TASK INSTRUCTIONS:
In the entries below, find the lines with the word "faces" and copy them.

DATASET EXTRACT:
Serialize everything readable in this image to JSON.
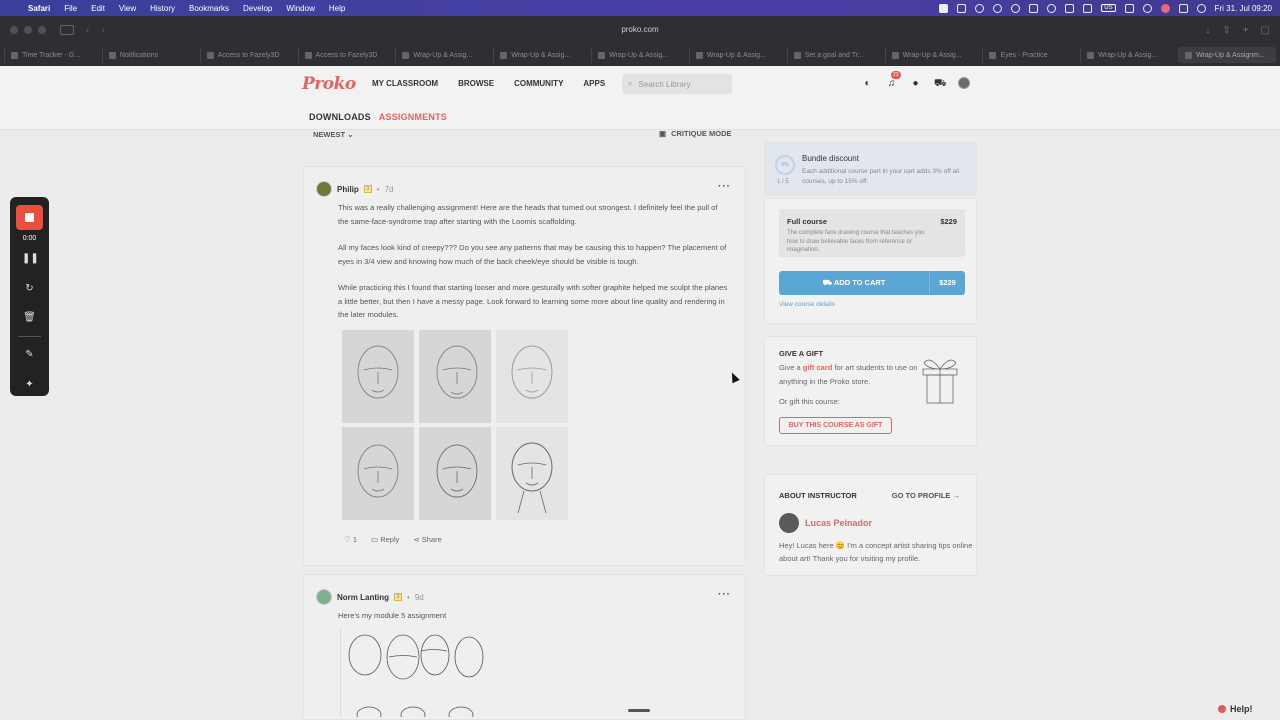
{
  "menubar": {
    "app": "Safari",
    "items": [
      "File",
      "Edit",
      "View",
      "History",
      "Bookmarks",
      "Develop",
      "Window",
      "Help"
    ],
    "clock": "Fri 31. Jul 09:20",
    "input_source": "US"
  },
  "browser": {
    "url": "proko.com",
    "tabs": [
      "Time Tracker - G...",
      "Notifications",
      "Access to Fazely3D",
      "Access to Fazely3D",
      "Wrap-Up & Assig...",
      "Wrap-Up & Assig...",
      "Wrap-Up & Assig...",
      "Wrap-Up & Assig...",
      "Set a goal and Tr...",
      "Wrap-Up & Assig...",
      "Eyes - Practice",
      "Wrap-Up & Assig...",
      "Wrap-Up & Assignm..."
    ]
  },
  "site": {
    "logo": "Proko",
    "nav": [
      "MY CLASSROOM",
      "BROWSE",
      "COMMUNITY",
      "APPS"
    ],
    "search_placeholder": "Search Library",
    "notification_count": "23",
    "subnav": {
      "downloads": "DOWNLOADS",
      "assignments": "ASSIGNMENTS"
    }
  },
  "feed": {
    "sort": "NEWEST",
    "critique": "CRITIQUE MODE"
  },
  "post1": {
    "user": "Philip",
    "level": "3",
    "age": "7d",
    "paragraphs": [
      "This was a really challenging assignment! Here are the heads that turned out strongest. I definitely feel the pull of the same-face-syndrome trap after starting with the Loomis scaffolding.",
      "All my faces look kind of creepy??? Do you see any patterns that may be causing this to happen? The placement of eyes in 3/4 view and knowing how much of the back cheek/eye should be visible is tough.",
      "While practicing this I found that starting looser and more gesturally with softer graphite helped me sculpt the planes a little better, but then I have a messy page. Look forward to learning some more about line quality and rendering in the later modules."
    ],
    "likes": "1",
    "reply": "Reply",
    "share": "Share"
  },
  "post2": {
    "user": "Norm Lanting",
    "level": "3",
    "age": "9d",
    "text": "Here's my module 5 assignment"
  },
  "bundle": {
    "percent": "0%",
    "fraction": "1 / 5",
    "title": "Bundle discount",
    "desc": "Each additional course part in your cart adds 3% off all courses, up to 15% off."
  },
  "course": {
    "name": "Full course",
    "price": "$229",
    "desc": "The complete face drawing course that teaches you how to draw believable faces from reference or imagination.",
    "cart_label": "ADD TO CART",
    "cart_price": "$229",
    "details_link": "View course details"
  },
  "gift": {
    "title": "GIVE A GIFT",
    "desc_pre": "Give a ",
    "desc_link": "gift card",
    "desc_post": " for art students to use on anything in the Proko store.",
    "or_text": "Or gift this course:",
    "button": "BUY THIS COURSE AS GIFT"
  },
  "instructor": {
    "title": "ABOUT INSTRUCTOR",
    "go": "GO TO PROFILE →",
    "name": "Lucas Peinador",
    "bio": "Hey! Lucas here 😊 I'm a concept artist sharing tips online about art! Thank you for visiting my profile."
  },
  "recorder": {
    "time": "0:00"
  },
  "help": "Help!"
}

THE SOLUTION:
      "All my faces look kind of creepy??? Do you see any patterns that may be causing this to happen? The placement of eyes in 3/4 view and knowing how much of the back cheek/eye should be visible is tough.",
    "desc": "The complete face drawing course that teaches you how to draw believable faces from reference or imagination.",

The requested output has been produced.